** begin Input records **

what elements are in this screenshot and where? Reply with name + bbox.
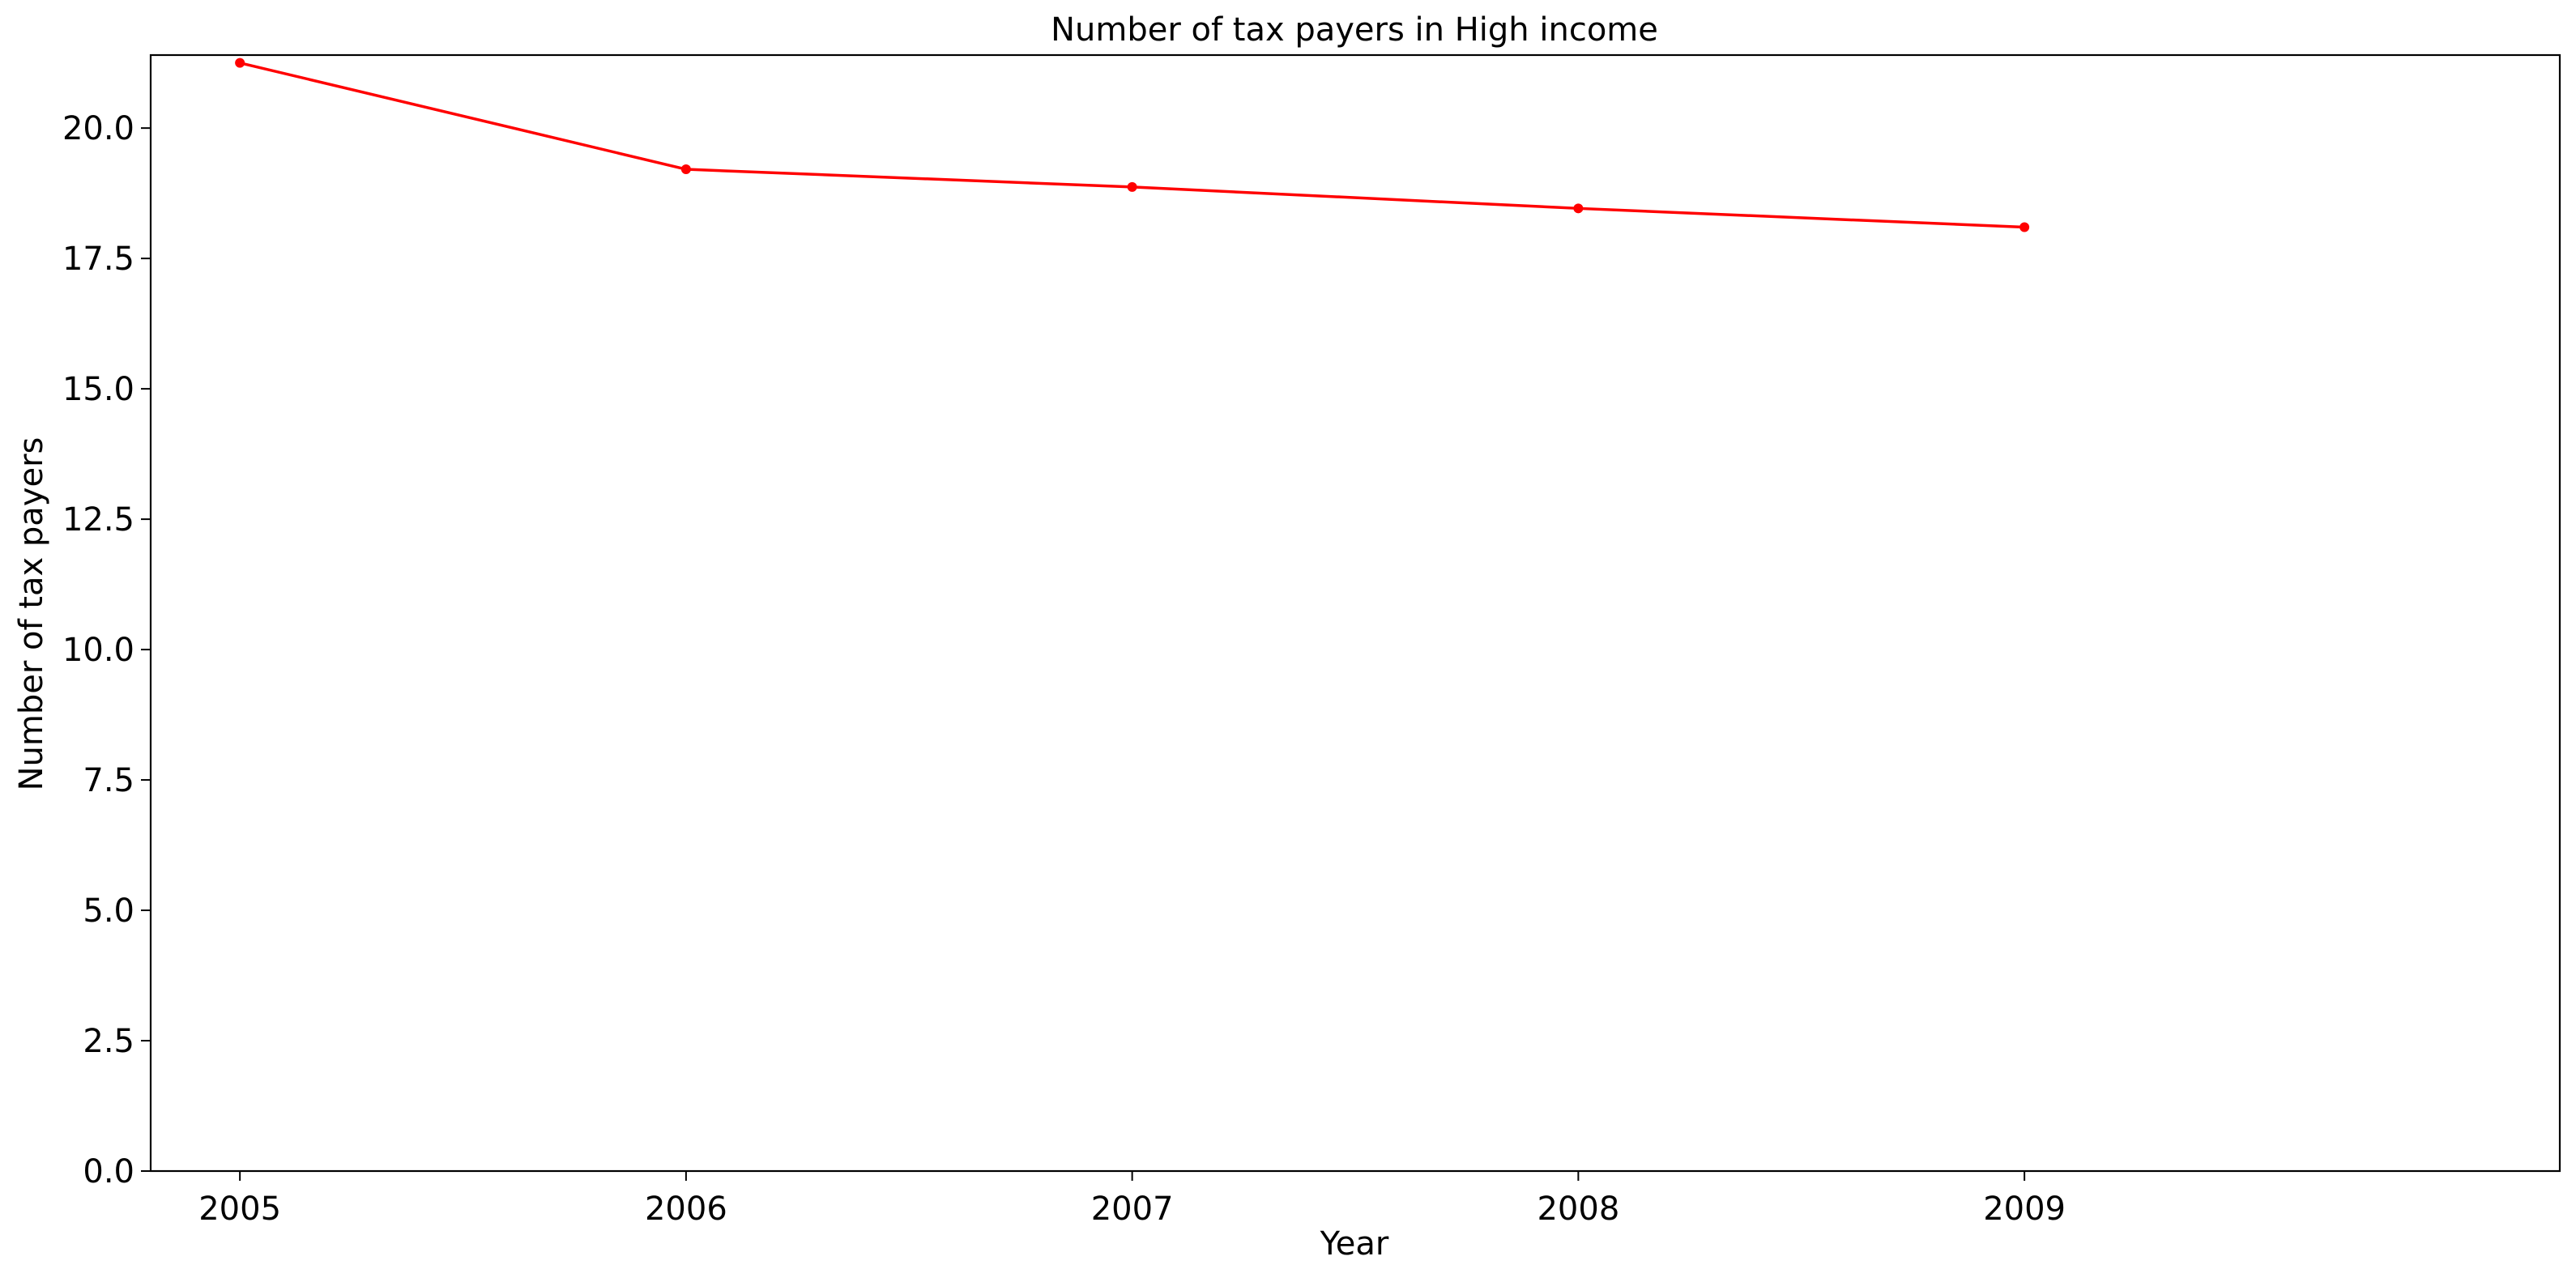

** end Input records **
** begin Input records **

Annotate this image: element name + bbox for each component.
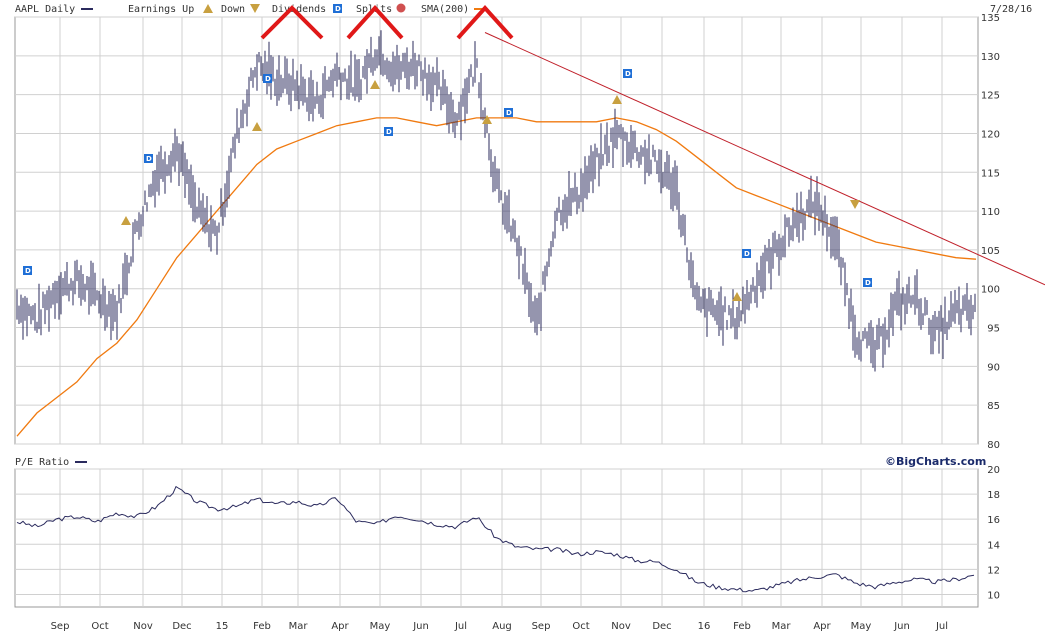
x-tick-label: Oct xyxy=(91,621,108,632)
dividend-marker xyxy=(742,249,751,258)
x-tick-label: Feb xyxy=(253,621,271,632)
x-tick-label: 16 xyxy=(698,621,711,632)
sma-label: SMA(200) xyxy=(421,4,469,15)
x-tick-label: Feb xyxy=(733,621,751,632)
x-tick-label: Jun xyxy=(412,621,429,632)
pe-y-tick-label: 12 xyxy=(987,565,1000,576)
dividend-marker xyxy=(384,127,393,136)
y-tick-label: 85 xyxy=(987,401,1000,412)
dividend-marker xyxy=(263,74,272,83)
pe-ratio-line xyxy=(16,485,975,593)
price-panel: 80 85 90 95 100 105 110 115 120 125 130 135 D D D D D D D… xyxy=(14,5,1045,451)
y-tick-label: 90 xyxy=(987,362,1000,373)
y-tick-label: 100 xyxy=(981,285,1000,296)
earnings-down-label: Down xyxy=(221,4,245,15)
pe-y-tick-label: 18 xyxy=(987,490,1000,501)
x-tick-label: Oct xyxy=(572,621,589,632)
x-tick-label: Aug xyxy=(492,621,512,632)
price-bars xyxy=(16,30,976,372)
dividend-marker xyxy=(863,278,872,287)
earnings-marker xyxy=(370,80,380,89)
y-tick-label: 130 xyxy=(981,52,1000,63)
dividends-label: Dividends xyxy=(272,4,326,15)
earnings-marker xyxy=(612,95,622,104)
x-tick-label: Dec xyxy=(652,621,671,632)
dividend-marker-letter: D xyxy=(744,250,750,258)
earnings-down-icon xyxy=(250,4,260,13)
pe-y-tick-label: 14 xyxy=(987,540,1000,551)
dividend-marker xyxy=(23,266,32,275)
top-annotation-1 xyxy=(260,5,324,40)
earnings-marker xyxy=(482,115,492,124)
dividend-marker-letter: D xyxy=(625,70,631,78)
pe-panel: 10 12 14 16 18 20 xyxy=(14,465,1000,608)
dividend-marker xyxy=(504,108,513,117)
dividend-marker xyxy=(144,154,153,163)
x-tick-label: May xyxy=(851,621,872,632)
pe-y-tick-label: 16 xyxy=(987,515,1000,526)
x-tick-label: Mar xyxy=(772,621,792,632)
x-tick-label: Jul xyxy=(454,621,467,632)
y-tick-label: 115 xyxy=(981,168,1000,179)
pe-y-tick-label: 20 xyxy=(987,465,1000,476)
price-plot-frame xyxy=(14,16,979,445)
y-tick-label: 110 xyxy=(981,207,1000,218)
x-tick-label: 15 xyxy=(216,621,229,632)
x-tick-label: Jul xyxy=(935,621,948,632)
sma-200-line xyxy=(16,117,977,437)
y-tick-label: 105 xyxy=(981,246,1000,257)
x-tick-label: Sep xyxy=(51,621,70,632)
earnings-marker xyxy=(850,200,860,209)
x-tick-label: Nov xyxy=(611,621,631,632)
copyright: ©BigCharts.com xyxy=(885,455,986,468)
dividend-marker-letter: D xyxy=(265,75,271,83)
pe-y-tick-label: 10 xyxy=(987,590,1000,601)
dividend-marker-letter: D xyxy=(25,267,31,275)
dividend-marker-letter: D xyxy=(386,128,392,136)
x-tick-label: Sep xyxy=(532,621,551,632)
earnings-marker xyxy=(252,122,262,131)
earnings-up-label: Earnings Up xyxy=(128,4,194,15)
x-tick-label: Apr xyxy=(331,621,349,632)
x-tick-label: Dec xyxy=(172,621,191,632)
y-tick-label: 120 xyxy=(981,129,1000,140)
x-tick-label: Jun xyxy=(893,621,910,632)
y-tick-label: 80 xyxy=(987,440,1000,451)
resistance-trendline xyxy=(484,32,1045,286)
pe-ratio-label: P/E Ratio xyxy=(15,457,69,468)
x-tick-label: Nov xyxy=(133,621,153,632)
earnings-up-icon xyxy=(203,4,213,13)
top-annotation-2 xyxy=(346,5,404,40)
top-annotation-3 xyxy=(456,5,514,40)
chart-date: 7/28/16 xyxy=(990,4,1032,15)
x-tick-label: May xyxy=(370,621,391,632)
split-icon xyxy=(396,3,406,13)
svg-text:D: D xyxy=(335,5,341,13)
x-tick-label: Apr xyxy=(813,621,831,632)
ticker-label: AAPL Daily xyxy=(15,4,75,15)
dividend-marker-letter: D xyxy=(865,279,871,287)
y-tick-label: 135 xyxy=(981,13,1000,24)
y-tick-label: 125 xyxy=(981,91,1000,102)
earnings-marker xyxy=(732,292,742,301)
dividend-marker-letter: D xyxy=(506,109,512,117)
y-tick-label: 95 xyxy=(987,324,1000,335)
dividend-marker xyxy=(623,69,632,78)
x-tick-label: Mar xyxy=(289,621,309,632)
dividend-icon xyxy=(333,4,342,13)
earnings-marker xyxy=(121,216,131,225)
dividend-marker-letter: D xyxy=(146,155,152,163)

** end Input records **

To be done - Copy the entries above word for word, from the line with "Annotate this image: element" up to and including the line with "y-tick-label: 110 xyxy=(981,207,1000,218)", and leave the pictures out of your answer.

Correct response -
Annotate this image: element name + bbox for each component.
x-tick-label: Oct xyxy=(91,621,108,632)
dividend-marker xyxy=(742,249,751,258)
x-tick-label: Feb xyxy=(253,621,271,632)
x-tick-label: 16 xyxy=(698,621,711,632)
sma-label: SMA(200) xyxy=(421,4,469,15)
x-tick-label: Feb xyxy=(733,621,751,632)
x-tick-label: Jun xyxy=(412,621,429,632)
pe-y-tick-label: 12 xyxy=(987,565,1000,576)
dividend-marker xyxy=(384,127,393,136)
y-tick-label: 85 xyxy=(987,401,1000,412)
dividend-marker xyxy=(263,74,272,83)
pe-ratio-line xyxy=(16,485,975,593)
price-panel: 80 85 90 95 100 105 110 115 120 125 130 135 D D D D D D D… xyxy=(14,5,1045,451)
y-tick-label: 90 xyxy=(987,362,1000,373)
y-tick-label: 100 xyxy=(981,285,1000,296)
earnings-down-label: Down xyxy=(221,4,245,15)
pe-y-tick-label: 18 xyxy=(987,490,1000,501)
x-tick-label: Oct xyxy=(572,621,589,632)
x-tick-label: Aug xyxy=(492,621,512,632)
price-bars xyxy=(16,30,976,372)
dividend-marker xyxy=(863,278,872,287)
earnings-marker xyxy=(370,80,380,89)
y-tick-label: 130 xyxy=(981,52,1000,63)
dividends-label: Dividends xyxy=(272,4,326,15)
earnings-marker xyxy=(612,95,622,104)
x-tick-label: Dec xyxy=(652,621,671,632)
dividend-marker-letter: D xyxy=(744,250,750,258)
earnings-down-icon xyxy=(250,4,260,13)
pe-y-tick-label: 14 xyxy=(987,540,1000,551)
dividend-marker xyxy=(23,266,32,275)
top-annotation-1 xyxy=(260,5,324,40)
earnings-marker xyxy=(482,115,492,124)
dividend-marker-letter: D xyxy=(625,70,631,78)
pe-panel: 10 12 14 16 18 20 xyxy=(14,465,1000,608)
dividend-marker xyxy=(504,108,513,117)
dividend-marker xyxy=(144,154,153,163)
x-tick-label: May xyxy=(851,621,872,632)
pe-y-tick-label: 16 xyxy=(987,515,1000,526)
x-tick-label: Mar xyxy=(772,621,792,632)
x-tick-label: Jul xyxy=(454,621,467,632)
y-tick-label: 115 xyxy=(981,168,1000,179)
pe-y-tick-label: 20 xyxy=(987,465,1000,476)
price-plot-frame xyxy=(14,16,979,445)
y-tick-label: 110 xyxy=(981,207,1000,218)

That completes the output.